Stored records
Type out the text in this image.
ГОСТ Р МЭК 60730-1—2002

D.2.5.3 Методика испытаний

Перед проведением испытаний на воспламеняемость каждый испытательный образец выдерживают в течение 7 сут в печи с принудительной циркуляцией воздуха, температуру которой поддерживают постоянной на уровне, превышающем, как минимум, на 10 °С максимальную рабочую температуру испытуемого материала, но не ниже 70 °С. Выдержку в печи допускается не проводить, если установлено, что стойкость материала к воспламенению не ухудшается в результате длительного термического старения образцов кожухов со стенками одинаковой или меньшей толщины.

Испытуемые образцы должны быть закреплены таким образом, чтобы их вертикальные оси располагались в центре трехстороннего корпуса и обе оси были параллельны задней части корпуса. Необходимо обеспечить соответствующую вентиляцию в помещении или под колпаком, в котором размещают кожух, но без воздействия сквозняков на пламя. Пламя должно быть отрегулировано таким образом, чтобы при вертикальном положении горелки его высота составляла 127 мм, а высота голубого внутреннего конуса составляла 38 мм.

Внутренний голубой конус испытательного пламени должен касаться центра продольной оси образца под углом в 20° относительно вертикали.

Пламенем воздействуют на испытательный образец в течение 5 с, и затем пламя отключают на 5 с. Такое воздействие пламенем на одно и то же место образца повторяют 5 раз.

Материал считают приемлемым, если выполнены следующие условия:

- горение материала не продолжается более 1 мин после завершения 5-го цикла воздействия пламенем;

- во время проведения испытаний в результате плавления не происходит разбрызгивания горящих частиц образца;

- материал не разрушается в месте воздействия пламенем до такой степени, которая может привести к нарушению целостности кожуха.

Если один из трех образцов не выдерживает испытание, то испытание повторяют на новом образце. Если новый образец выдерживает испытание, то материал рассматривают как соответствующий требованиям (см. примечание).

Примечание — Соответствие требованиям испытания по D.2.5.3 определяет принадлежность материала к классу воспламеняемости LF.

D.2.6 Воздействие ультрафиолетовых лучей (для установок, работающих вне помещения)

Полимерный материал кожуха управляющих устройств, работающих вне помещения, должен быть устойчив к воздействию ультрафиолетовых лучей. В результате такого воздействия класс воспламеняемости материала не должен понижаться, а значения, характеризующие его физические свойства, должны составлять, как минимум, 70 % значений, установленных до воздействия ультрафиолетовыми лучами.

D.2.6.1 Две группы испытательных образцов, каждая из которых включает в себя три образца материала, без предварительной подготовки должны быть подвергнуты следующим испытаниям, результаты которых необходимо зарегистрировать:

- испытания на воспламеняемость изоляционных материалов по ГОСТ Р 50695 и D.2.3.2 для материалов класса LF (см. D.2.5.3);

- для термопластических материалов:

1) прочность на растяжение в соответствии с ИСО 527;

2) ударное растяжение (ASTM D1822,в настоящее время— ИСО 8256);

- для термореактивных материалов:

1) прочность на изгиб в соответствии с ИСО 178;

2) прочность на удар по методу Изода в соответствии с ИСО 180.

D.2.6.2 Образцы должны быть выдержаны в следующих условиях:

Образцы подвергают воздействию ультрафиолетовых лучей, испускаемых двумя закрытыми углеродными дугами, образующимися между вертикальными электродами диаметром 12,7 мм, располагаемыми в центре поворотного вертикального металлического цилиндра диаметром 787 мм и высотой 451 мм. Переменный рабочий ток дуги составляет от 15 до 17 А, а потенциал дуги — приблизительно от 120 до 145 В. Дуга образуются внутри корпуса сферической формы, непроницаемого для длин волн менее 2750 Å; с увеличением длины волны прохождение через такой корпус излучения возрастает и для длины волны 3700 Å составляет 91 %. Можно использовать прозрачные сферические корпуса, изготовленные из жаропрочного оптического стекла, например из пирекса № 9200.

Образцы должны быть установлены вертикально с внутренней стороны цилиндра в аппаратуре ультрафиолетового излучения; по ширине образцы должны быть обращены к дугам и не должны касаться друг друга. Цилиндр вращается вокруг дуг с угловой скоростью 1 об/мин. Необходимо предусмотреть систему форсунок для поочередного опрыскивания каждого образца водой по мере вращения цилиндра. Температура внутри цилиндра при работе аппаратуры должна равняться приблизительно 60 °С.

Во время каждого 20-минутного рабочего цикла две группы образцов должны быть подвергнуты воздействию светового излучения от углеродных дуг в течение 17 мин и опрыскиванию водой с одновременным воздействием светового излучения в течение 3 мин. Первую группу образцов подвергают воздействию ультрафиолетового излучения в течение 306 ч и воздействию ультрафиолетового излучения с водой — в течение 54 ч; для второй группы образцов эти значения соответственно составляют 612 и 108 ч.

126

--

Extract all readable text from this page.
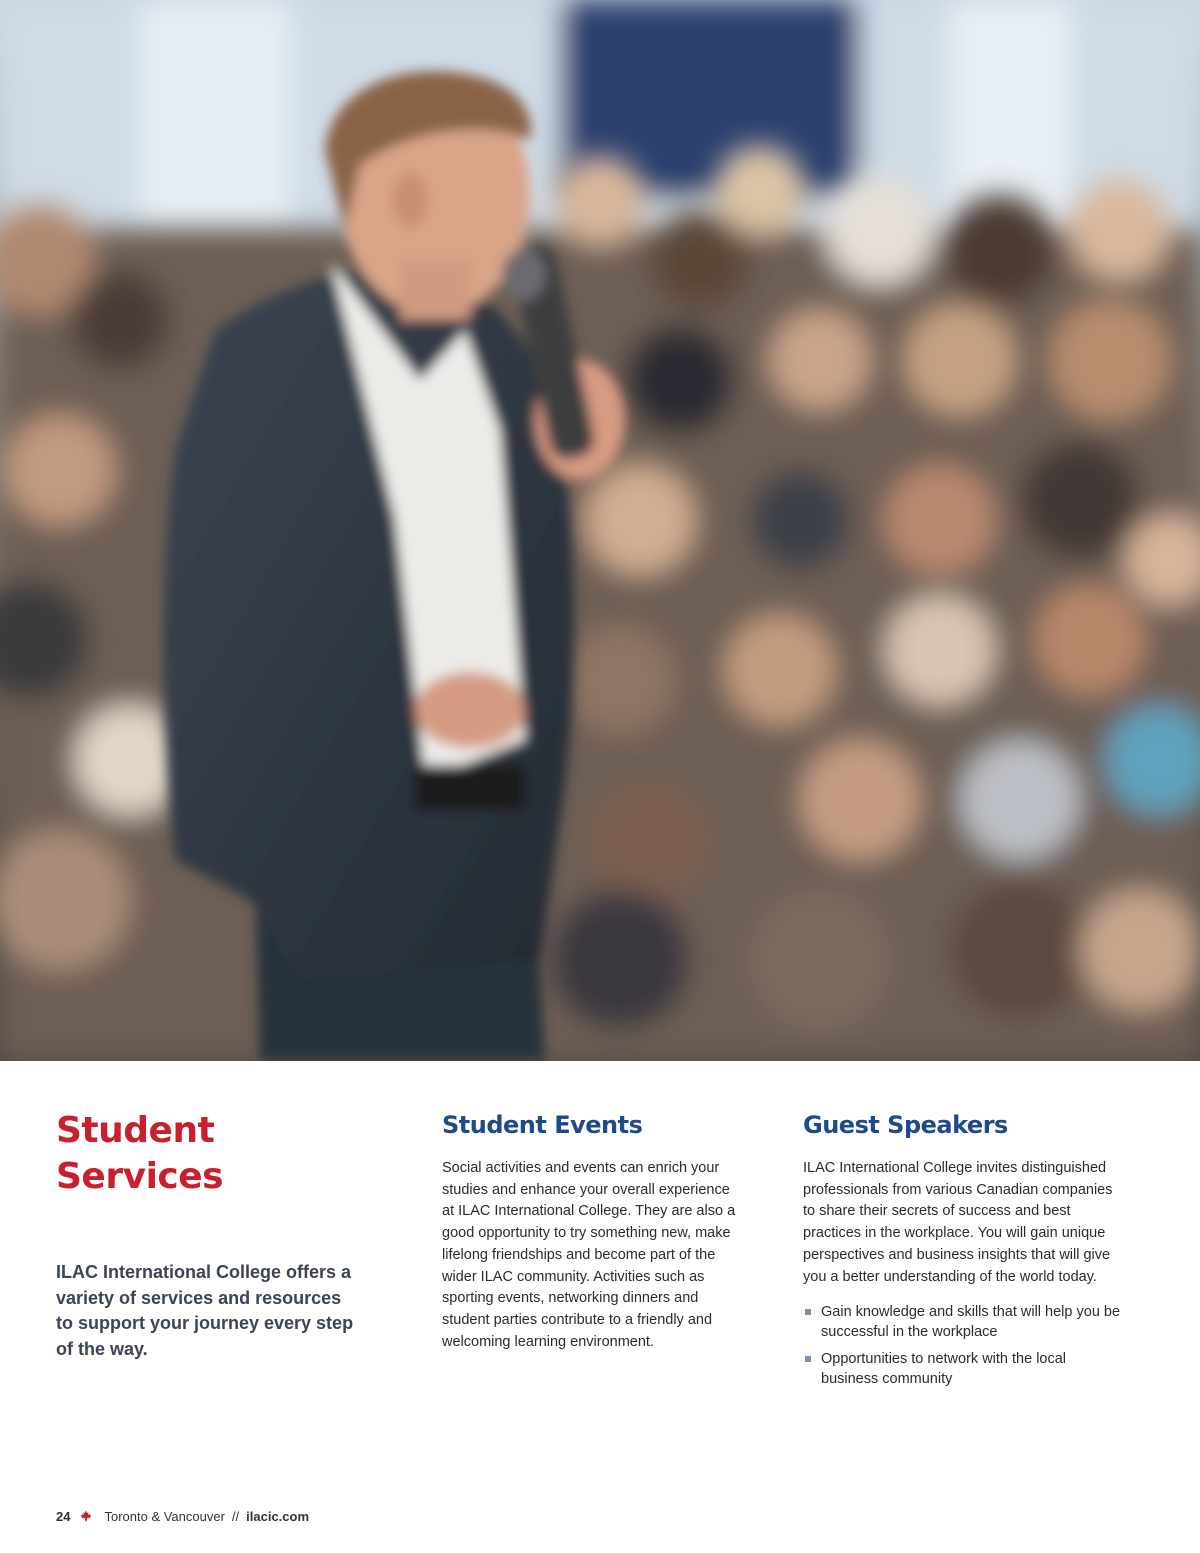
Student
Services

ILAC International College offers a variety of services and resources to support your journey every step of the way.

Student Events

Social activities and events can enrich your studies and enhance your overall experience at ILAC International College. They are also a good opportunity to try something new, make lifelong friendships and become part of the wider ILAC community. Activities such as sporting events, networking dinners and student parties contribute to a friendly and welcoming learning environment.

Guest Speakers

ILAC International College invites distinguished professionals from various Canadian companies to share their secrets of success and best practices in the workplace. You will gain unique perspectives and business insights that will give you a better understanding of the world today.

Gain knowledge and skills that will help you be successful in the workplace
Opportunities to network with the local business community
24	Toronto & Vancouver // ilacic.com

--

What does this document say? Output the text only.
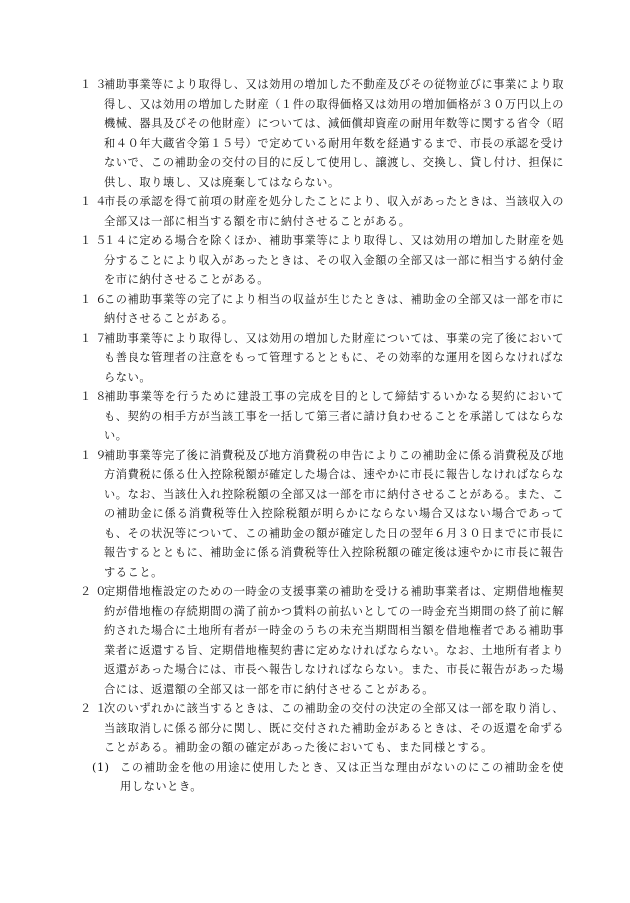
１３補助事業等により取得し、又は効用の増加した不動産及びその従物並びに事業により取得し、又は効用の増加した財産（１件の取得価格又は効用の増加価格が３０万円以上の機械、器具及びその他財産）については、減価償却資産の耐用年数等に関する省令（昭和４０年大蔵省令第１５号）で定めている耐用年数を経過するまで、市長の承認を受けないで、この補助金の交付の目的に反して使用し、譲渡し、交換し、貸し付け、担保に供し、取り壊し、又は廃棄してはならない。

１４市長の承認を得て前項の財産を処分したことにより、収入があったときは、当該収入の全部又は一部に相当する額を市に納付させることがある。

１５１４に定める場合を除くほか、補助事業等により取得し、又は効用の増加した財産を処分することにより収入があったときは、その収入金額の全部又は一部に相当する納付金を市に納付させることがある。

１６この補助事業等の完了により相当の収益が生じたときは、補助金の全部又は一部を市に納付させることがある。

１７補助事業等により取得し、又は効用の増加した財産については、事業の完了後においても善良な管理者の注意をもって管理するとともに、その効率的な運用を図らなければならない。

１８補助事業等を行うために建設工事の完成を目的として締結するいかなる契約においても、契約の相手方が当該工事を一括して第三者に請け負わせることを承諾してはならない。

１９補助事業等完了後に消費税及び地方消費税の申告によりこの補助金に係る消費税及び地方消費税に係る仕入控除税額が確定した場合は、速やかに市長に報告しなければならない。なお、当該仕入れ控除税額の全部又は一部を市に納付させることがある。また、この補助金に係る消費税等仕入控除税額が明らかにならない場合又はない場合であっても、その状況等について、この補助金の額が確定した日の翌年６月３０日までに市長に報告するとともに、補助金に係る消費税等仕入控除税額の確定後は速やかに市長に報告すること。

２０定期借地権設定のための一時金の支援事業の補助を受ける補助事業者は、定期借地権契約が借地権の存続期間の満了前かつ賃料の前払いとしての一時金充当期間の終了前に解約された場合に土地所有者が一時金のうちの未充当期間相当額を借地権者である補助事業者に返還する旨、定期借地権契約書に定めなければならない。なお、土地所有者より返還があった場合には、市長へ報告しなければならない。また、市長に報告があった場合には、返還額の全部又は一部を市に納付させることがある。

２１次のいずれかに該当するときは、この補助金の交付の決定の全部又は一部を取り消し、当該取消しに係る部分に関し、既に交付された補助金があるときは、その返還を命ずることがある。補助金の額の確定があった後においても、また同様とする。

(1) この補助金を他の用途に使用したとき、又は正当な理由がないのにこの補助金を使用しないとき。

Work instructions:
From the listing above, report the number of lines containing the string "ГОСТ", without any accompanying remarks.

Final answer:
2